====== Data extract ======
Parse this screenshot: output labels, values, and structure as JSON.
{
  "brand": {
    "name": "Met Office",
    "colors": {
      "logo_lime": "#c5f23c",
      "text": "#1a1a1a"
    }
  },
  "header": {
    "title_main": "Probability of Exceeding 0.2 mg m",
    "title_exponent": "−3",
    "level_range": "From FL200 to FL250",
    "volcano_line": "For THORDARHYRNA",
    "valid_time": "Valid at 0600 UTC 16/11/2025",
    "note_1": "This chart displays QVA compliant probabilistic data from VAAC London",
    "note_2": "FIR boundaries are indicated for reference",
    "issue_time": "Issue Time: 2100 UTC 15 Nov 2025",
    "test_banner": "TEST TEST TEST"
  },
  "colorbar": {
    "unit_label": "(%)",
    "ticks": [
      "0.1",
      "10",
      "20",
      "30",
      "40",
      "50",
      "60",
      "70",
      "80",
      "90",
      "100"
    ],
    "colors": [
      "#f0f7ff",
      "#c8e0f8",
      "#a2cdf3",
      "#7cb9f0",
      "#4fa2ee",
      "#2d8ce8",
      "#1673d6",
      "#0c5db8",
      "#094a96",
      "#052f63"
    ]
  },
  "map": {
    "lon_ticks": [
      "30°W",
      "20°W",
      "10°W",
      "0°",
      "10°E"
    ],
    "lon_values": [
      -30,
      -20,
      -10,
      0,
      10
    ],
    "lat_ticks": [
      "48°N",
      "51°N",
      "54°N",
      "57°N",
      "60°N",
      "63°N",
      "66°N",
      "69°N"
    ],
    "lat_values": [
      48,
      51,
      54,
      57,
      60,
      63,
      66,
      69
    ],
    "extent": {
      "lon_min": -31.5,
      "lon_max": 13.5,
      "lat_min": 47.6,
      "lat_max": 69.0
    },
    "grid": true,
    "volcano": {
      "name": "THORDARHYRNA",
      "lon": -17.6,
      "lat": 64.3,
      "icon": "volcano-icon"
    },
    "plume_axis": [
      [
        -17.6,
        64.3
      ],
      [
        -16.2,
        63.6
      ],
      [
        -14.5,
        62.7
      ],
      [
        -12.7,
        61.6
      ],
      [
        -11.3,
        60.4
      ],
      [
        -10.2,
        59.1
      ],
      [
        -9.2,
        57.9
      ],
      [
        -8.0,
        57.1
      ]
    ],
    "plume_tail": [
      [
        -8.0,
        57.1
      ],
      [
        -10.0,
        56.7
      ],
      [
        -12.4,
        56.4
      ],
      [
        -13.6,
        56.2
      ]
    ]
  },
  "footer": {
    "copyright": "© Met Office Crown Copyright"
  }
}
======
▶ Exercise aim: Copy down the material exactly as written.

▶ Exercise output:
Parse this screenshot: output labels, values, and structure as JSON.
{
  "brand": {
    "name": "Met Office",
    "colors": {
      "logo_lime": "#c5f23c",
      "text": "#1a1a1a"
    }
  },
  "header": {
    "title_main": "Probability of Exceeding 0.2 mg m",
    "title_exponent": "−3",
    "level_range": "From FL200 to FL250",
    "volcano_line": "For THORDARHYRNA",
    "valid_time": "Valid at 0600 UTC 16/11/2025",
    "note_1": "This chart displays QVA compliant probabilistic data from VAAC London",
    "note_2": "FIR boundaries are indicated for reference",
    "issue_time": "Issue Time: 2100 UTC 15 Nov 2025",
    "test_banner": "TEST TEST TEST"
  },
  "colorbar": {
    "unit_label": "(%)",
    "ticks": [
      "0.1",
      "10",
      "20",
      "30",
      "40",
      "50",
      "60",
      "70",
      "80",
      "90",
      "100"
    ],
    "colors": [
      "#f0f7ff",
      "#c8e0f8",
      "#a2cdf3",
      "#7cb9f0",
      "#4fa2ee",
      "#2d8ce8",
      "#1673d6",
      "#0c5db8",
      "#094a96",
      "#052f63"
    ]
  },
  "map": {
    "lon_ticks": [
      "30°W",
      "20°W",
      "10°W",
      "0°",
      "10°E"
    ],
    "lon_values": [
      -30,
      -20,
      -10,
      0,
      10
    ],
    "lat_ticks": [
      "48°N",
      "51°N",
      "54°N",
      "57°N",
      "60°N",
      "63°N",
      "66°N",
      "69°N"
    ],
    "lat_values": [
      48,
      51,
      54,
      57,
      60,
      63,
      66,
      69
    ],
    "extent": {
      "lon_min": -31.5,
      "lon_max": 13.5,
      "lat_min": 47.6,
      "lat_max": 69.0
    },
    "grid": true,
    "volcano": {
      "name": "THORDARHYRNA",
      "lon": -17.6,
      "lat": 64.3,
      "icon": "volcano-icon"
    },
    "plume_axis": [
      [
        -17.6,
        64.3
      ],
      [
        -16.2,
        63.6
      ],
      [
        -14.5,
        62.7
      ],
      [
        -12.7,
        61.6
      ],
      [
        -11.3,
        60.4
      ],
      [
        -10.2,
        59.1
      ],
      [
        -9.2,
        57.9
      ],
      [
        -8.0,
        57.1
      ]
    ],
    "plume_tail": [
      [
        -8.0,
        57.1
      ],
      [
        -10.0,
        56.7
      ],
      [
        -12.4,
        56.4
      ],
      [
        -13.6,
        56.2
      ]
    ]
  },
  "footer": {
    "copyright": "© Met Office Crown Copyright"
  }
}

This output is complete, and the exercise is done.